| Records from a dataset |
>>>>>
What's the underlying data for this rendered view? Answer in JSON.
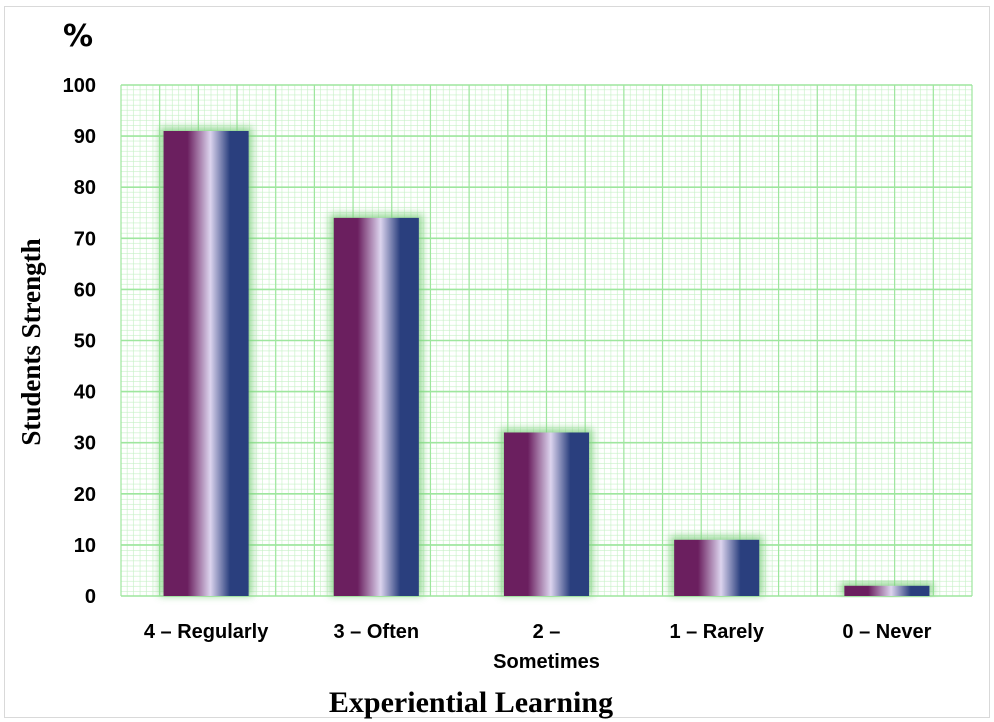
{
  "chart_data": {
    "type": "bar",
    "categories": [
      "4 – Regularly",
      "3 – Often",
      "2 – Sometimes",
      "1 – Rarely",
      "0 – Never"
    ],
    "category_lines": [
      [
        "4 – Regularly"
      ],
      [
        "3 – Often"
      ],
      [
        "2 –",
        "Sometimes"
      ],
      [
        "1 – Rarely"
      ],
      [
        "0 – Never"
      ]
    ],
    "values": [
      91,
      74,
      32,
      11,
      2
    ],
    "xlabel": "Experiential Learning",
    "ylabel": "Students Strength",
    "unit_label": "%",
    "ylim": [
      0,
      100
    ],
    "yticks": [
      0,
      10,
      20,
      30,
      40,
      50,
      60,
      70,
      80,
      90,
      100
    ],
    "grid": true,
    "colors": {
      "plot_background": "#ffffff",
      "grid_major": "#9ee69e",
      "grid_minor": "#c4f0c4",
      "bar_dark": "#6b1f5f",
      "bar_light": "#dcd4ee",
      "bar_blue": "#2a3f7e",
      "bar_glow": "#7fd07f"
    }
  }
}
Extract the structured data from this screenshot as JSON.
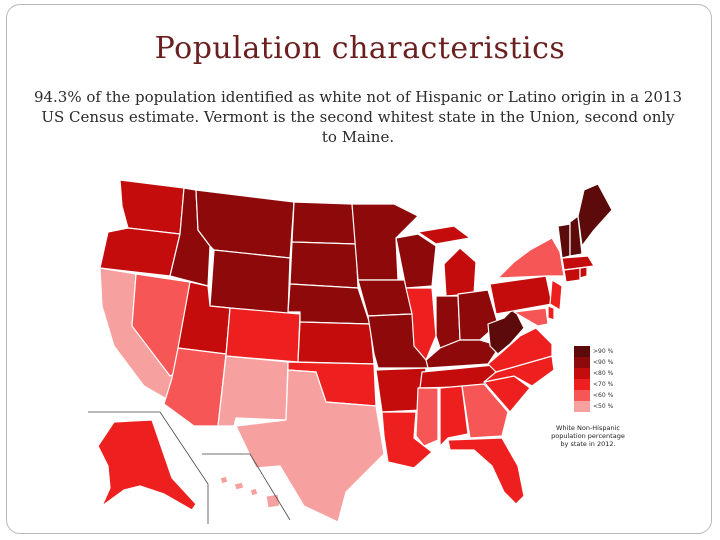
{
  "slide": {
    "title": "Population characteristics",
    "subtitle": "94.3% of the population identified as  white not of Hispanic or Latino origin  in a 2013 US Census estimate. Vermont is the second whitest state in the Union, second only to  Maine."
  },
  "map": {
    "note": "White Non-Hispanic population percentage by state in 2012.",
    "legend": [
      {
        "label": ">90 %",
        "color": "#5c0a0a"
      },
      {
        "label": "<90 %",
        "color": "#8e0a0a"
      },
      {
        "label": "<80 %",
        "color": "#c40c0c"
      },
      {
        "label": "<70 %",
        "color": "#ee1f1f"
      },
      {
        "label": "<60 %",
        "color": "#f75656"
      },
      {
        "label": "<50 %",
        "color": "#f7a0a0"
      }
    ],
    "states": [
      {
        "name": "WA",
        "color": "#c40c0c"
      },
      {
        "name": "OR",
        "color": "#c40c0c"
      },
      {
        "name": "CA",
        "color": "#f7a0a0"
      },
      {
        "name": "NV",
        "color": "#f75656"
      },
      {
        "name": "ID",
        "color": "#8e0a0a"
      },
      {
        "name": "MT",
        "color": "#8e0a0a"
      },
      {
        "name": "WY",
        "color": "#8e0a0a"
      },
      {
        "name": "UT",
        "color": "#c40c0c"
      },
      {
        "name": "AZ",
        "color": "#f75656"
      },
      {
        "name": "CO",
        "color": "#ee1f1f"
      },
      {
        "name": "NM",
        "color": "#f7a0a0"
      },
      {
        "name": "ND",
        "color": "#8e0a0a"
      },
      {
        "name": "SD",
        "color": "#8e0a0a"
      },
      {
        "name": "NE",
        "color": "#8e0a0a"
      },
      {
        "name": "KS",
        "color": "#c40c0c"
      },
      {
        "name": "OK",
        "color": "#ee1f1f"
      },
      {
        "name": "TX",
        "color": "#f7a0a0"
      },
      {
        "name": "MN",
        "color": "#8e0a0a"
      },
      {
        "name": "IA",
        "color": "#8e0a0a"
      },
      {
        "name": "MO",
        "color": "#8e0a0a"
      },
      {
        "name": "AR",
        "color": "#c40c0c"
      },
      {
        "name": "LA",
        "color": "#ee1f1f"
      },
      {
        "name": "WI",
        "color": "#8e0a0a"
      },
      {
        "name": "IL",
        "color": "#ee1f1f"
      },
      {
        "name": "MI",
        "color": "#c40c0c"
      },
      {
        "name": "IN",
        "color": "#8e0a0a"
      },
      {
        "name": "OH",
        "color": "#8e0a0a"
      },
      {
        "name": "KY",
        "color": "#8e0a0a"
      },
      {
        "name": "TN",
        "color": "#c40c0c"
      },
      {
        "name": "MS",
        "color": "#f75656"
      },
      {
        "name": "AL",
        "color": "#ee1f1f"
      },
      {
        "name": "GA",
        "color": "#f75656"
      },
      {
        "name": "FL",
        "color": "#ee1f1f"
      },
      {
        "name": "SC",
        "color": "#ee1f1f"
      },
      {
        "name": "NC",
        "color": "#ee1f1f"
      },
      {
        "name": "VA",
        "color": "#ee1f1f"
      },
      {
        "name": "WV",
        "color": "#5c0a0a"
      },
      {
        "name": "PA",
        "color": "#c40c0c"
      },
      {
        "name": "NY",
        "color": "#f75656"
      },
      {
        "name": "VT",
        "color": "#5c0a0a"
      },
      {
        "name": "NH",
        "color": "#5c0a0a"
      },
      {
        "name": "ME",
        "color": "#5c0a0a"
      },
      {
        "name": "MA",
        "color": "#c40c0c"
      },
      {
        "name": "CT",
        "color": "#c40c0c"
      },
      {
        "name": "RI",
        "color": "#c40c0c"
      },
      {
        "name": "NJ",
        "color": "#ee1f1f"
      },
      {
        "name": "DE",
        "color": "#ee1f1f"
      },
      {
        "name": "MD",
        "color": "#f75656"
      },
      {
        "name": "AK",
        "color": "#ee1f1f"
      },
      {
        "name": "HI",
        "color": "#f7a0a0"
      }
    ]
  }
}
<<<<<
Filter for "this". Return all lines that hold it.

| TASK RESPONSE |
What's the underlying data for this rendered view? Answer in JSON.
Extract the structured data from this screenshot as JSON.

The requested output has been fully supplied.